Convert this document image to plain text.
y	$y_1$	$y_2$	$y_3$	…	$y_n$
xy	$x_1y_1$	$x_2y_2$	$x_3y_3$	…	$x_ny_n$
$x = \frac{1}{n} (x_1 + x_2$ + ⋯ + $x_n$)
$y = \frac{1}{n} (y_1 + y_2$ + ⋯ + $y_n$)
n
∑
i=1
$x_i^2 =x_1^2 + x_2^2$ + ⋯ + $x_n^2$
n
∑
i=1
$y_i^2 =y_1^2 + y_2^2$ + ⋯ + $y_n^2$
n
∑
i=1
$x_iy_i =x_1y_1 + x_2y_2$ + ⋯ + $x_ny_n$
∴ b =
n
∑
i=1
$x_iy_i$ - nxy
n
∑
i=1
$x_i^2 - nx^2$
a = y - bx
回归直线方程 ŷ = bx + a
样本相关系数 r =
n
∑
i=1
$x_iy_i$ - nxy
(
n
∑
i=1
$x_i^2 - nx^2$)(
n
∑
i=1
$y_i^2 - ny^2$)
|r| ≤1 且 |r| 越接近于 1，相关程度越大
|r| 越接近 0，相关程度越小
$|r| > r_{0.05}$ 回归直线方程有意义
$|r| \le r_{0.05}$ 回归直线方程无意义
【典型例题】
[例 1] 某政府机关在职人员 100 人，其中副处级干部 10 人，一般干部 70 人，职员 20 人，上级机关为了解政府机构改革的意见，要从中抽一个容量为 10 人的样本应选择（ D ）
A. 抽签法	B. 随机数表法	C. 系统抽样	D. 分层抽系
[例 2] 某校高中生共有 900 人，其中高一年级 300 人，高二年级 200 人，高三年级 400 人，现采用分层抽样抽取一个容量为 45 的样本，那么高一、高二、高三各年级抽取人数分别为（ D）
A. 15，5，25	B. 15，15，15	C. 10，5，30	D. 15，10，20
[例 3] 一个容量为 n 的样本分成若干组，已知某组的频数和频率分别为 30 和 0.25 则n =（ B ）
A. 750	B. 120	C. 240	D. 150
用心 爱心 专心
━━━━━━━━━━━━━━━━
**Task description**
Return every record above exactly as it appears.

**Task solution**
Convert this document image to plain text.
y	$y_1$	$y_2$	$y_3$	…	$y_n$
xy	$x_1y_1$	$x_2y_2$	$x_3y_3$	…	$x_ny_n$
$x = \frac{1}{n} (x_1 + x_2$ + ⋯ + $x_n$)
$y = \frac{1}{n} (y_1 + y_2$ + ⋯ + $y_n$)
n
∑
i=1
$x_i^2 =x_1^2 + x_2^2$ + ⋯ + $x_n^2$
n
∑
i=1
$y_i^2 =y_1^2 + y_2^2$ + ⋯ + $y_n^2$
n
∑
i=1
$x_iy_i =x_1y_1 + x_2y_2$ + ⋯ + $x_ny_n$
∴ b =
n
∑
i=1
$x_iy_i$ - nxy
n
∑
i=1
$x_i^2 - nx^2$
a = y - bx
回归直线方程 ŷ = bx + a
样本相关系数 r =
n
∑
i=1
$x_iy_i$ - nxy
(
n
∑
i=1
$x_i^2 - nx^2$)(
n
∑
i=1
$y_i^2 - ny^2$)
|r| ≤1 且 |r| 越接近于 1，相关程度越大
|r| 越接近 0，相关程度越小
$|r| > r_{0.05}$ 回归直线方程有意义
$|r| \le r_{0.05}$ 回归直线方程无意义
【典型例题】
[例 1] 某政府机关在职人员 100 人，其中副处级干部 10 人，一般干部 70 人，职员 20 人，上级机关为了解政府机构改革的意见，要从中抽一个容量为 10 人的样本应选择（ D ）
A. 抽签法	B. 随机数表法	C. 系统抽样	D. 分层抽系
[例 2] 某校高中生共有 900 人，其中高一年级 300 人，高二年级 200 人，高三年级 400 人，现采用分层抽样抽取一个容量为 45 的样本，那么高一、高二、高三各年级抽取人数分别为（ D）
A. 15，5，25	B. 15，15，15	C. 10，5，30	D. 15，10，20
[例 3] 一个容量为 n 的样本分成若干组，已知某组的频数和频率分别为 30 和 0.25 则n =（ B ）
A. 750	B. 120	C. 240	D. 150
用心 爱心 专心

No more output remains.